To do:
Provide only the number of lines in the records below that include "particules".

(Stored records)

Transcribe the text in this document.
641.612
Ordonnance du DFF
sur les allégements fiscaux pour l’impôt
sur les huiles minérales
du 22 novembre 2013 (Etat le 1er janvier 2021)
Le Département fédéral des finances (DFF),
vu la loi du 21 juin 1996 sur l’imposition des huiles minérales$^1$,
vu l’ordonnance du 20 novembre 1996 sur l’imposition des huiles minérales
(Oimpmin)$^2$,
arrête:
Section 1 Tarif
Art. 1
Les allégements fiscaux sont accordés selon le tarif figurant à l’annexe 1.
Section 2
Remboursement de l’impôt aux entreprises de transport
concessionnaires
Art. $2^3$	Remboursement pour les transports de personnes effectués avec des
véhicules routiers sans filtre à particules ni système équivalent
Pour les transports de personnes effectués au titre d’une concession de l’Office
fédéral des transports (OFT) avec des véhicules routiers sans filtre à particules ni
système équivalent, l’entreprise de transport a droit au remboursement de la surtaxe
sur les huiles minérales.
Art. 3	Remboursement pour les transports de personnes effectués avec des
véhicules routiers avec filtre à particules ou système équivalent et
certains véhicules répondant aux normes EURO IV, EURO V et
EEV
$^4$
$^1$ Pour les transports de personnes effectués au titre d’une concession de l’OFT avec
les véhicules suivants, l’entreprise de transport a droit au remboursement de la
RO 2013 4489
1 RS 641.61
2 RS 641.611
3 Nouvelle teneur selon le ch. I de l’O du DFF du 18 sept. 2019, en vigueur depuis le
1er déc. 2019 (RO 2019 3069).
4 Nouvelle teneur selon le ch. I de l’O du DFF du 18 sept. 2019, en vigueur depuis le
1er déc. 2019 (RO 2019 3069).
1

--

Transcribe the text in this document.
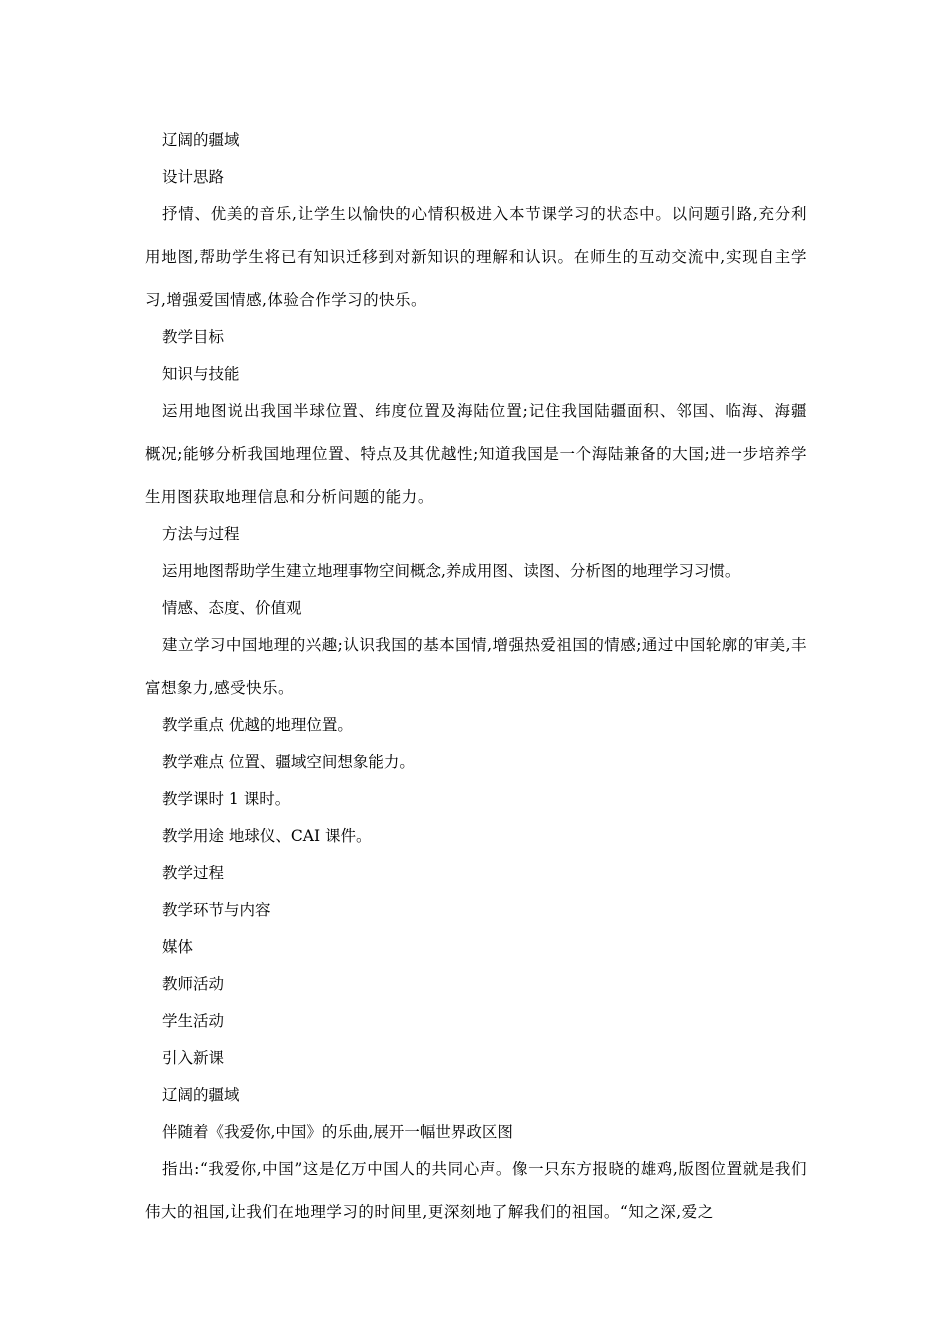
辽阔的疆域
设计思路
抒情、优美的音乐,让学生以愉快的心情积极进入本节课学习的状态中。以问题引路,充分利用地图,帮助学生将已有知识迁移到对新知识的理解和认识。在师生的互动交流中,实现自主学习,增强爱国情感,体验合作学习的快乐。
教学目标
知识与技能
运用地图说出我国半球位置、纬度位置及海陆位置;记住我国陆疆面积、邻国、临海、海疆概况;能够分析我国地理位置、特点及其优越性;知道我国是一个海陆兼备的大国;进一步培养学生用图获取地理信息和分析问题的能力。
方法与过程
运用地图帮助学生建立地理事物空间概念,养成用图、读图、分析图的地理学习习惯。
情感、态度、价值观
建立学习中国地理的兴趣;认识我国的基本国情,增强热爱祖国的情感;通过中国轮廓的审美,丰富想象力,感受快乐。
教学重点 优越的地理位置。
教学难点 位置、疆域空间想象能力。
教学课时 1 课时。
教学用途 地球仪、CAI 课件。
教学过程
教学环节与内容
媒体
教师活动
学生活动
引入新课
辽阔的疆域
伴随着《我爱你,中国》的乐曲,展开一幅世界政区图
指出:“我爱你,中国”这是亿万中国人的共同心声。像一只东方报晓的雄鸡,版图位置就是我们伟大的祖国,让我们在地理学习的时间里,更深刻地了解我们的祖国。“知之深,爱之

Answer to this problem:
3